§ Supplied material
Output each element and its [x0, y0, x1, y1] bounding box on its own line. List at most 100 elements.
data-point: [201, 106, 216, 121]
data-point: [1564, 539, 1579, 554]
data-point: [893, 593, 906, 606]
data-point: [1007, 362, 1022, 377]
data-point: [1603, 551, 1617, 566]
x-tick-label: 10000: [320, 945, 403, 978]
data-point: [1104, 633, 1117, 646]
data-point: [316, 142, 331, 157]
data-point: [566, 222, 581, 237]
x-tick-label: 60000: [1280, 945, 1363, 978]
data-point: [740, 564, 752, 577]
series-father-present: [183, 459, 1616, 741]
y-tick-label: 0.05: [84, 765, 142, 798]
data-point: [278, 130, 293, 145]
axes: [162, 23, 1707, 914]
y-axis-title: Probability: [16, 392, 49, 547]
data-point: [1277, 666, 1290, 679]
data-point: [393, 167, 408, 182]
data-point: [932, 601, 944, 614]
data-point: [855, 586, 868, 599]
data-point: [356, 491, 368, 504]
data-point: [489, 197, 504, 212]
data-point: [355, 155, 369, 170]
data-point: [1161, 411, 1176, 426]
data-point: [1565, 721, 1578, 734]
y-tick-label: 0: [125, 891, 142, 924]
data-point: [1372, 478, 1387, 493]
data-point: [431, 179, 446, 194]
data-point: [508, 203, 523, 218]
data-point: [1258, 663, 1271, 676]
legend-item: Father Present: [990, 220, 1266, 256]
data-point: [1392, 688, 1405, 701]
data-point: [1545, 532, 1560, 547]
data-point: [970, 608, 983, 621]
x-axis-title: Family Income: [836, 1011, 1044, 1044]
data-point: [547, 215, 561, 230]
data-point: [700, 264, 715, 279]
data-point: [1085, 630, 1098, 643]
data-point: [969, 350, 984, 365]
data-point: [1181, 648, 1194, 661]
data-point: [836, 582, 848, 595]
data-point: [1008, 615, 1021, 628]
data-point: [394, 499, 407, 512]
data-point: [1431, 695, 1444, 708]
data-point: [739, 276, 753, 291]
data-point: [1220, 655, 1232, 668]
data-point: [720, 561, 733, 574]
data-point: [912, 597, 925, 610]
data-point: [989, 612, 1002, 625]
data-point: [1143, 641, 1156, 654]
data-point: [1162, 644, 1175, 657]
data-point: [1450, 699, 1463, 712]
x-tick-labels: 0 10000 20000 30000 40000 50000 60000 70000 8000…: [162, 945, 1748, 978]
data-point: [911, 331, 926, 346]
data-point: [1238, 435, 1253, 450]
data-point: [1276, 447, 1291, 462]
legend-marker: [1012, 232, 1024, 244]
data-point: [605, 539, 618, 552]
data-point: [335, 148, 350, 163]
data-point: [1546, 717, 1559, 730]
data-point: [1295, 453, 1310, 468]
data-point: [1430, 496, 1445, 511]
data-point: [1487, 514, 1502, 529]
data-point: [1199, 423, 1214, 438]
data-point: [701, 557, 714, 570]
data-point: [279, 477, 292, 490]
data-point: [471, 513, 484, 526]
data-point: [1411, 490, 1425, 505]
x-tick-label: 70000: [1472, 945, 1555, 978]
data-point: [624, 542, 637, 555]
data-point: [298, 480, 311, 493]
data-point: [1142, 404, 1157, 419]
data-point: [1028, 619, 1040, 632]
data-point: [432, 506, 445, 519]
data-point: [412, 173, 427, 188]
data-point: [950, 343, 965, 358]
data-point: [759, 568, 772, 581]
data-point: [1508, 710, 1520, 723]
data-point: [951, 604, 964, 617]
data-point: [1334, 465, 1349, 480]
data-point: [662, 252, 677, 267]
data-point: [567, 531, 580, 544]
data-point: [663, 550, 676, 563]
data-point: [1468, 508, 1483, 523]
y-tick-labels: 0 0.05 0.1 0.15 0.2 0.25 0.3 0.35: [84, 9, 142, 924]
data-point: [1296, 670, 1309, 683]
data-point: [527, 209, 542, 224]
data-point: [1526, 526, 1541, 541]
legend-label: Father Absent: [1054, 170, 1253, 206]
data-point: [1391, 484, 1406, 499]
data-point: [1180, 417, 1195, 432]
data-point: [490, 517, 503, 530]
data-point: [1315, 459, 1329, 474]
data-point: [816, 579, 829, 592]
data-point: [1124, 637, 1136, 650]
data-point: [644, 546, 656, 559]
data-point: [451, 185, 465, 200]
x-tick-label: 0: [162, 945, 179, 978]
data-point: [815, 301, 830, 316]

§ Task statement
Return each line of the data above that contains the string "labels". Matching is case-sensitive.

§ Written response
x-tick-labels: 0 10000 20000 30000 40000 50000 60000 70000 8000…: [162, 945, 1748, 978]
y-tick-labels: 0 0.05 0.1 0.15 0.2 0.25 0.3 0.35: [84, 9, 142, 924]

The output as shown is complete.